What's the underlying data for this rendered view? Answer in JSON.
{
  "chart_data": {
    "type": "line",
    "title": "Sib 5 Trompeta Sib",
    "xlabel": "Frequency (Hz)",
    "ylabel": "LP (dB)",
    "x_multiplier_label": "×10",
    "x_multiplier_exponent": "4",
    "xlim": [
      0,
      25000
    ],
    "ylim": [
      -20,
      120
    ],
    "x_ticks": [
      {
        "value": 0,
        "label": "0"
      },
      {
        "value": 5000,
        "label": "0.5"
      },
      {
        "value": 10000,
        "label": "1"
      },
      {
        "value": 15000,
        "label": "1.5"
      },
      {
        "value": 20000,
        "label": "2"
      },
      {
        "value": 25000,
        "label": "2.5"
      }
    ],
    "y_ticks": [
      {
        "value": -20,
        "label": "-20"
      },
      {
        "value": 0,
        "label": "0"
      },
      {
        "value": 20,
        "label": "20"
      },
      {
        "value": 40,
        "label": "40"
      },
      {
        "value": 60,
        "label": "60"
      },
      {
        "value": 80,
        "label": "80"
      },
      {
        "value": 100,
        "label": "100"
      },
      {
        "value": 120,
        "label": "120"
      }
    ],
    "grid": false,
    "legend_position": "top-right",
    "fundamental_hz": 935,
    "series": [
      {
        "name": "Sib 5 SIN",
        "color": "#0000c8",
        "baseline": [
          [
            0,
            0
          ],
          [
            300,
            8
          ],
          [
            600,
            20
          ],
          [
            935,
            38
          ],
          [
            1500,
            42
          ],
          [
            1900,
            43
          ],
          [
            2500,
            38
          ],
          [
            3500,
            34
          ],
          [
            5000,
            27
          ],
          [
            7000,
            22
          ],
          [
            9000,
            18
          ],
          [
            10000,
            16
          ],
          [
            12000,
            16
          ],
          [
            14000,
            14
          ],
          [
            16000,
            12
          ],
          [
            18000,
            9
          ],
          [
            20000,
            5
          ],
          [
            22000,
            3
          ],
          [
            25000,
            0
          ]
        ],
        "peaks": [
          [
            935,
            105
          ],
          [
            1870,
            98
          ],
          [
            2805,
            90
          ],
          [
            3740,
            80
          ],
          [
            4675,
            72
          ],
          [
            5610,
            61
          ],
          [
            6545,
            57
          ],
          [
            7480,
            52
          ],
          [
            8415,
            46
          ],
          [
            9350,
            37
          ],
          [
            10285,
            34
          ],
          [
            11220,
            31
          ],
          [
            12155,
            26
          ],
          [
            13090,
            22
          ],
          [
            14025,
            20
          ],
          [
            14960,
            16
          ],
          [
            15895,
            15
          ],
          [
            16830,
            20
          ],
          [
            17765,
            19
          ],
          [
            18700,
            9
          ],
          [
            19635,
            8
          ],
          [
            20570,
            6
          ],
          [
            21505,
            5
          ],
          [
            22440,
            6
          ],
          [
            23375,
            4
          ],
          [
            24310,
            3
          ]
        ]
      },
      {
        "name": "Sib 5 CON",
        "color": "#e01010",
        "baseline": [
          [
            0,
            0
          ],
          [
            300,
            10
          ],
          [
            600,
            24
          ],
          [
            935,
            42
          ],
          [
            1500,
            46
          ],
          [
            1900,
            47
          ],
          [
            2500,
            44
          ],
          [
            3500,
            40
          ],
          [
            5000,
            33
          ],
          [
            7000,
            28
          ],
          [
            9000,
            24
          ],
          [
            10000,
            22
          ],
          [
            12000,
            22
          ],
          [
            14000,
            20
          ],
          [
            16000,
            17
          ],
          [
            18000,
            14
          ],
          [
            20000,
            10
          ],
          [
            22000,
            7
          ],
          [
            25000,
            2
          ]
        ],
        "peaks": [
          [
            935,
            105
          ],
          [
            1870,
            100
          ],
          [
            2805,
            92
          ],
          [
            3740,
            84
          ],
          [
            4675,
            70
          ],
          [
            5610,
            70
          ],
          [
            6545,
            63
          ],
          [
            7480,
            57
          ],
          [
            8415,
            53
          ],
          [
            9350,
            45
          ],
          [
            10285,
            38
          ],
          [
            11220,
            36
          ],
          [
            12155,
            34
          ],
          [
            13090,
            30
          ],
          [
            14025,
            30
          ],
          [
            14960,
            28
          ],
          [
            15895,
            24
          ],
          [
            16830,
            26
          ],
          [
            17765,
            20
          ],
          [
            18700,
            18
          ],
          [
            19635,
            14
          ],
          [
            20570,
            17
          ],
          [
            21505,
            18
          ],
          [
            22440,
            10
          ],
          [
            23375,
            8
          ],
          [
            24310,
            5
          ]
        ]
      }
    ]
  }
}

--

**Directive:**
Give an exact repetition of all the material.

**Reply:**
What's the underlying data for this rendered view? Answer in JSON.
{
  "chart_data": {
    "type": "line",
    "title": "Sib 5 Trompeta Sib",
    "xlabel": "Frequency (Hz)",
    "ylabel": "LP (dB)",
    "x_multiplier_label": "×10",
    "x_multiplier_exponent": "4",
    "xlim": [
      0,
      25000
    ],
    "ylim": [
      -20,
      120
    ],
    "x_ticks": [
      {
        "value": 0,
        "label": "0"
      },
      {
        "value": 5000,
        "label": "0.5"
      },
      {
        "value": 10000,
        "label": "1"
      },
      {
        "value": 15000,
        "label": "1.5"
      },
      {
        "value": 20000,
        "label": "2"
      },
      {
        "value": 25000,
        "label": "2.5"
      }
    ],
    "y_ticks": [
      {
        "value": -20,
        "label": "-20"
      },
      {
        "value": 0,
        "label": "0"
      },
      {
        "value": 20,
        "label": "20"
      },
      {
        "value": 40,
        "label": "40"
      },
      {
        "value": 60,
        "label": "60"
      },
      {
        "value": 80,
        "label": "80"
      },
      {
        "value": 100,
        "label": "100"
      },
      {
        "value": 120,
        "label": "120"
      }
    ],
    "grid": false,
    "legend_position": "top-right",
    "fundamental_hz": 935,
    "series": [
      {
        "name": "Sib 5 SIN",
        "color": "#0000c8",
        "baseline": [
          [
            0,
            0
          ],
          [
            300,
            8
          ],
          [
            600,
            20
          ],
          [
            935,
            38
          ],
          [
            1500,
            42
          ],
          [
            1900,
            43
          ],
          [
            2500,
            38
          ],
          [
            3500,
            34
          ],
          [
            5000,
            27
          ],
          [
            7000,
            22
          ],
          [
            9000,
            18
          ],
          [
            10000,
            16
          ],
          [
            12000,
            16
          ],
          [
            14000,
            14
          ],
          [
            16000,
            12
          ],
          [
            18000,
            9
          ],
          [
            20000,
            5
          ],
          [
            22000,
            3
          ],
          [
            25000,
            0
          ]
        ],
        "peaks": [
          [
            935,
            105
          ],
          [
            1870,
            98
          ],
          [
            2805,
            90
          ],
          [
            3740,
            80
          ],
          [
            4675,
            72
          ],
          [
            5610,
            61
          ],
          [
            6545,
            57
          ],
          [
            7480,
            52
          ],
          [
            8415,
            46
          ],
          [
            9350,
            37
          ],
          [
            10285,
            34
          ],
          [
            11220,
            31
          ],
          [
            12155,
            26
          ],
          [
            13090,
            22
          ],
          [
            14025,
            20
          ],
          [
            14960,
            16
          ],
          [
            15895,
            15
          ],
          [
            16830,
            20
          ],
          [
            17765,
            19
          ],
          [
            18700,
            9
          ],
          [
            19635,
            8
          ],
          [
            20570,
            6
          ],
          [
            21505,
            5
          ],
          [
            22440,
            6
          ],
          [
            23375,
            4
          ],
          [
            24310,
            3
          ]
        ]
      },
      {
        "name": "Sib 5 CON",
        "color": "#e01010",
        "baseline": [
          [
            0,
            0
          ],
          [
            300,
            10
          ],
          [
            600,
            24
          ],
          [
            935,
            42
          ],
          [
            1500,
            46
          ],
          [
            1900,
            47
          ],
          [
            2500,
            44
          ],
          [
            3500,
            40
          ],
          [
            5000,
            33
          ],
          [
            7000,
            28
          ],
          [
            9000,
            24
          ],
          [
            10000,
            22
          ],
          [
            12000,
            22
          ],
          [
            14000,
            20
          ],
          [
            16000,
            17
          ],
          [
            18000,
            14
          ],
          [
            20000,
            10
          ],
          [
            22000,
            7
          ],
          [
            25000,
            2
          ]
        ],
        "peaks": [
          [
            935,
            105
          ],
          [
            1870,
            100
          ],
          [
            2805,
            92
          ],
          [
            3740,
            84
          ],
          [
            4675,
            70
          ],
          [
            5610,
            70
          ],
          [
            6545,
            63
          ],
          [
            7480,
            57
          ],
          [
            8415,
            53
          ],
          [
            9350,
            45
          ],
          [
            10285,
            38
          ],
          [
            11220,
            36
          ],
          [
            12155,
            34
          ],
          [
            13090,
            30
          ],
          [
            14025,
            30
          ],
          [
            14960,
            28
          ],
          [
            15895,
            24
          ],
          [
            16830,
            26
          ],
          [
            17765,
            20
          ],
          [
            18700,
            18
          ],
          [
            19635,
            14
          ],
          [
            20570,
            17
          ],
          [
            21505,
            18
          ],
          [
            22440,
            10
          ],
          [
            23375,
            8
          ],
          [
            24310,
            5
          ]
        ]
      }
    ]
  }
}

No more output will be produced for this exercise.